Read the listing and extract each line that includes the word "leaving".

--- START Task inputs ---

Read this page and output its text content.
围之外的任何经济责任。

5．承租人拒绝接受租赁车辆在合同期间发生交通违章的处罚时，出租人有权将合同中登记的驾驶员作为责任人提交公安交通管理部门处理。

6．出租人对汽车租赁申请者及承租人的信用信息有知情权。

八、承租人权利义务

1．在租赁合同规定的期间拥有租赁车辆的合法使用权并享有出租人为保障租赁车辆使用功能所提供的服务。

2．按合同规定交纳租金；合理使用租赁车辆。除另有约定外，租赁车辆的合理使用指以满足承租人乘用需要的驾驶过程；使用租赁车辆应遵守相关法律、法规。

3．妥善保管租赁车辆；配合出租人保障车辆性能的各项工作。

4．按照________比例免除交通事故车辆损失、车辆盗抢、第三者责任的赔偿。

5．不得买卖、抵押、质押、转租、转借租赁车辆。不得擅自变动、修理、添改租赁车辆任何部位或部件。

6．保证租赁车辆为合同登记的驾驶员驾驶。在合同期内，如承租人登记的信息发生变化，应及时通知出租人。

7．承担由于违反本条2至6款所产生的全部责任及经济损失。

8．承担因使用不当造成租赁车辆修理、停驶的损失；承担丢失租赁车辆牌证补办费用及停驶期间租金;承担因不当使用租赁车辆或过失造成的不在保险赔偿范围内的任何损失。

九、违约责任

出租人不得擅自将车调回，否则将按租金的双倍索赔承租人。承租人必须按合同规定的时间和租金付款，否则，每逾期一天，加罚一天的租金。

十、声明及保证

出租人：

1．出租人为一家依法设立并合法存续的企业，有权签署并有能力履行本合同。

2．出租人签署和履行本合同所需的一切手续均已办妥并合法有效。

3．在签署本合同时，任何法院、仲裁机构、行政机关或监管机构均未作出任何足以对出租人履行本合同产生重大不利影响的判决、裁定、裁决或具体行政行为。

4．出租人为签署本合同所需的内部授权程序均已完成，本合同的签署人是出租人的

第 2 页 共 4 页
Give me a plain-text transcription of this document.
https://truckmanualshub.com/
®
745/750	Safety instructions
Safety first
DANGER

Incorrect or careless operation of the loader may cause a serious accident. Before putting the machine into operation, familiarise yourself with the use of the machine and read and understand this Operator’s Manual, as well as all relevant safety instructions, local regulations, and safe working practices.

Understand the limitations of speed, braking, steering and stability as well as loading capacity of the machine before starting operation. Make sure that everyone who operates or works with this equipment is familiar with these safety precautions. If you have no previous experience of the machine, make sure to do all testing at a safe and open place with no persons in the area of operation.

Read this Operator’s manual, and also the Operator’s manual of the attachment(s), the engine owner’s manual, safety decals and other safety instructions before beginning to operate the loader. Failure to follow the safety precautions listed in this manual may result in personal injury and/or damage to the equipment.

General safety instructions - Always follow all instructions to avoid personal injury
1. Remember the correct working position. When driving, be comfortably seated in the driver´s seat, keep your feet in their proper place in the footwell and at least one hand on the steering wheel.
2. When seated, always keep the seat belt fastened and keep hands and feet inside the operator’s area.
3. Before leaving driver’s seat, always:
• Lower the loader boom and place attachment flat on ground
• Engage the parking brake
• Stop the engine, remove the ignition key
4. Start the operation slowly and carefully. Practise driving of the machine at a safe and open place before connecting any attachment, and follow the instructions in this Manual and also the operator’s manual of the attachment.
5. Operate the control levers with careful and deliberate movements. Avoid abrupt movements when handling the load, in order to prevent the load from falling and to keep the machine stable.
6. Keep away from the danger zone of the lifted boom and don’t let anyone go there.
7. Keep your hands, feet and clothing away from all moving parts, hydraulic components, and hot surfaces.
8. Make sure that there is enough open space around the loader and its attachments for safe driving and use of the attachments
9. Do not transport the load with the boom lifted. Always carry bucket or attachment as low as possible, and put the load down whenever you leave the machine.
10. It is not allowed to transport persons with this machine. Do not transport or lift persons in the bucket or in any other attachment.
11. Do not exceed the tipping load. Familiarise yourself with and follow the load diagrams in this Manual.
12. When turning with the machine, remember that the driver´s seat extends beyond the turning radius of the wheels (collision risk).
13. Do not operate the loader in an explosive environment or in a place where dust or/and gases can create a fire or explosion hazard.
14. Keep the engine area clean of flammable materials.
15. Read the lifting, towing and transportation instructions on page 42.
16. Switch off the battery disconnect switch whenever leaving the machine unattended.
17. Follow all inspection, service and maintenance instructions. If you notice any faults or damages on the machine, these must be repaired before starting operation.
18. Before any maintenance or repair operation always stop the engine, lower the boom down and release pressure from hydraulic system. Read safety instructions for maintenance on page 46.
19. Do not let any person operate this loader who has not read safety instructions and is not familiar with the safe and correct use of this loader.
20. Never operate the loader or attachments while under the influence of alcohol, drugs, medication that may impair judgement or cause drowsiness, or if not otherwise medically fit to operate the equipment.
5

--- END Task inputs ---

#### Solved problem:
3. Before leaving driver’s seat, always:
16. Switch off the battery disconnect switch whenever leaving the machine unattended.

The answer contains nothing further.